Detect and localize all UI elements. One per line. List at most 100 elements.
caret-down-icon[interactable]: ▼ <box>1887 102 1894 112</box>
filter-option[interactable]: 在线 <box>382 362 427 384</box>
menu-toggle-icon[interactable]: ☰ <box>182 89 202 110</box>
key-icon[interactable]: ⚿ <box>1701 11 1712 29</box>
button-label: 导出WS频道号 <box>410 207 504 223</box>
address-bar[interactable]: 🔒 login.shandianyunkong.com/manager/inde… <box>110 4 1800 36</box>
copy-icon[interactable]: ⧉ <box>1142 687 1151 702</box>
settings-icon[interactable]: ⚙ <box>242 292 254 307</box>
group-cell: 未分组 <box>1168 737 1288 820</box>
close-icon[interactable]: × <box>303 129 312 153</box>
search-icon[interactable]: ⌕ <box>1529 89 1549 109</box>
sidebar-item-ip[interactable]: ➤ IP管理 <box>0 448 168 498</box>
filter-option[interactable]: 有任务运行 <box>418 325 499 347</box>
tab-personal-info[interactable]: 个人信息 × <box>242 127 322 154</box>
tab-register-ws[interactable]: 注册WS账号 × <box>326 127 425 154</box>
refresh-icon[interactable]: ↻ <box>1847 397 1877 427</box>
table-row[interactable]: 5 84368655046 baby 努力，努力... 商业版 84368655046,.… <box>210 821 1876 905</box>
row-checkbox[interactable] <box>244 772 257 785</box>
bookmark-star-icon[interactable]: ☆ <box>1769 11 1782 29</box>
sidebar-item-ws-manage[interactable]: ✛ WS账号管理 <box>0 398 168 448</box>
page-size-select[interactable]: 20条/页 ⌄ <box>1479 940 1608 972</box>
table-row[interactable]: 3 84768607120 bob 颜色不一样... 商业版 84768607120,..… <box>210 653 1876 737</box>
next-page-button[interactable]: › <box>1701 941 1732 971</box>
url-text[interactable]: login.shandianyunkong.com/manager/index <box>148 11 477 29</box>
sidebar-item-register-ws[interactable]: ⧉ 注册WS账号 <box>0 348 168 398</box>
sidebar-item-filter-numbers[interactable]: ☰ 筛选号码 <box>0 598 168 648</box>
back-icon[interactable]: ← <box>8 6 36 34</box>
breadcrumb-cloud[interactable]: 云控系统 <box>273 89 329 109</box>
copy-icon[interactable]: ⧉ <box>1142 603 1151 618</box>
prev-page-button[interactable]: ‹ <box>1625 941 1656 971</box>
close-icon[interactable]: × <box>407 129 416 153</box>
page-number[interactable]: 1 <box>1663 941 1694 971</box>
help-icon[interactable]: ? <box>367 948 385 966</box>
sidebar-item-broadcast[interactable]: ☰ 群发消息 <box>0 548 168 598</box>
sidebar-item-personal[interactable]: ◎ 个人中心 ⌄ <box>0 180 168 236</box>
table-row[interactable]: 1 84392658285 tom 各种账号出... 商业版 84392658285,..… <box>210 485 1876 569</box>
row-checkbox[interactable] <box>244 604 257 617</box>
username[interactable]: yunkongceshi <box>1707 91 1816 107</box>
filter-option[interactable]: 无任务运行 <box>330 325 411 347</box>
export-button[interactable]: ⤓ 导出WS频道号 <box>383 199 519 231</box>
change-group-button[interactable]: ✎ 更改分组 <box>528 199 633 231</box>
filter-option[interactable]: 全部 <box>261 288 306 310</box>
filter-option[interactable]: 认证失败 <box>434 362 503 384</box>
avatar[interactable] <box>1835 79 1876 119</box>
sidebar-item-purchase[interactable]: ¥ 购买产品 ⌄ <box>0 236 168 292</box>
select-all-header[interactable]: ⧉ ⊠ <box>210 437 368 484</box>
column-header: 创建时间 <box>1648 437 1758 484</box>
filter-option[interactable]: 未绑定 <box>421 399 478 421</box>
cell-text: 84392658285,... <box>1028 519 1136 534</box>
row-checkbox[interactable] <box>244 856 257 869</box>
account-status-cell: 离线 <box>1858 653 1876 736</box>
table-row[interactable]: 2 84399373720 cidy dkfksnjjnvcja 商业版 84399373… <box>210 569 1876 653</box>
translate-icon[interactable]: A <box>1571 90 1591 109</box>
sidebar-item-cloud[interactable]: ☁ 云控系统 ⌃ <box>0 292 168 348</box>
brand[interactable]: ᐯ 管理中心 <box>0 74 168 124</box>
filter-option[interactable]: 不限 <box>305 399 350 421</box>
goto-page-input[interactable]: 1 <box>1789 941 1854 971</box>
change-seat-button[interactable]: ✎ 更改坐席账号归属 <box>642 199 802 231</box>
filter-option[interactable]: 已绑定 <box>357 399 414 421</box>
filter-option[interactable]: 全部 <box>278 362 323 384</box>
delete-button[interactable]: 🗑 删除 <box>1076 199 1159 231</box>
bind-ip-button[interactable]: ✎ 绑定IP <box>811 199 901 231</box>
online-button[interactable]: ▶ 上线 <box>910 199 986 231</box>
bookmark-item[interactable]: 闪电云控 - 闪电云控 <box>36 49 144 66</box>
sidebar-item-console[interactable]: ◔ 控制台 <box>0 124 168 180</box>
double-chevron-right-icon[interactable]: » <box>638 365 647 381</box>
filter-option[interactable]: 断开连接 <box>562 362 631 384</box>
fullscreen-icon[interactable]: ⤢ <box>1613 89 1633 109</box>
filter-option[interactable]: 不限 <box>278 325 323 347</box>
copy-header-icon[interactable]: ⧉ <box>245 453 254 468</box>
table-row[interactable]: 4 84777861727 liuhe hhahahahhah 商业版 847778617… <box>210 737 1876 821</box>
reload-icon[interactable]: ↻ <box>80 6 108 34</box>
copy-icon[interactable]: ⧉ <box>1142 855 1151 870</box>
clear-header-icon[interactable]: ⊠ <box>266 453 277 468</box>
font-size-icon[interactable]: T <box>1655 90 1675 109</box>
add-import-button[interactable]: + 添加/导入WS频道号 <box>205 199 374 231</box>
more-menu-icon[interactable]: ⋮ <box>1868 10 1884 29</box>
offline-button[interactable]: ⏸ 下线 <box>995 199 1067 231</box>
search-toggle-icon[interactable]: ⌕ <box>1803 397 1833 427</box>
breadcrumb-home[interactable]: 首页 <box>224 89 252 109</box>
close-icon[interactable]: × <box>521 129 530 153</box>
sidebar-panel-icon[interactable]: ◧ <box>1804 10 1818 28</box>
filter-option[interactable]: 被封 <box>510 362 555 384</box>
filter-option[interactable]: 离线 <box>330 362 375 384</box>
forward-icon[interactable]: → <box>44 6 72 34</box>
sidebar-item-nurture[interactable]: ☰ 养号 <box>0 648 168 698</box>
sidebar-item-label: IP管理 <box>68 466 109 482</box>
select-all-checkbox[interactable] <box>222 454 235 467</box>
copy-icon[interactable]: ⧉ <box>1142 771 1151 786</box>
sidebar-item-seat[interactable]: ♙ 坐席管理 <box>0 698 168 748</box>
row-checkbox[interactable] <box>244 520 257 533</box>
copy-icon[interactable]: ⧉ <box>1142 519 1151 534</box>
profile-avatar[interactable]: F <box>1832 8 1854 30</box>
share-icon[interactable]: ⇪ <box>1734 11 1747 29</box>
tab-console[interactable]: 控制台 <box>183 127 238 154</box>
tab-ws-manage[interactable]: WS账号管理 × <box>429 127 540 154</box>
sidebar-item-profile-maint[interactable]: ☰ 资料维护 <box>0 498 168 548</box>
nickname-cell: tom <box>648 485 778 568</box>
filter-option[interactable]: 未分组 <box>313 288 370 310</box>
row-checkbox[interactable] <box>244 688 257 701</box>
________________________________________
== To do ==
Reproduce verbatim the records above, from their first line through the line containing "sidebar-item-ip[interactable]: ➤ IP管理", with both of those lines included.

== Result ==
Detect and localize all UI elements. One per line. List at most 100 elements.
caret-down-icon[interactable]: ▼ <box>1887 102 1894 112</box>
filter-option[interactable]: 在线 <box>382 362 427 384</box>
menu-toggle-icon[interactable]: ☰ <box>182 89 202 110</box>
key-icon[interactable]: ⚿ <box>1701 11 1712 29</box>
button-label: 导出WS频道号 <box>410 207 504 223</box>
address-bar[interactable]: 🔒 login.shandianyunkong.com/manager/inde… <box>110 4 1800 36</box>
copy-icon[interactable]: ⧉ <box>1142 687 1151 702</box>
settings-icon[interactable]: ⚙ <box>242 292 254 307</box>
group-cell: 未分组 <box>1168 737 1288 820</box>
close-icon[interactable]: × <box>303 129 312 153</box>
search-icon[interactable]: ⌕ <box>1529 89 1549 109</box>
sidebar-item-ip[interactable]: ➤ IP管理 <box>0 448 168 498</box>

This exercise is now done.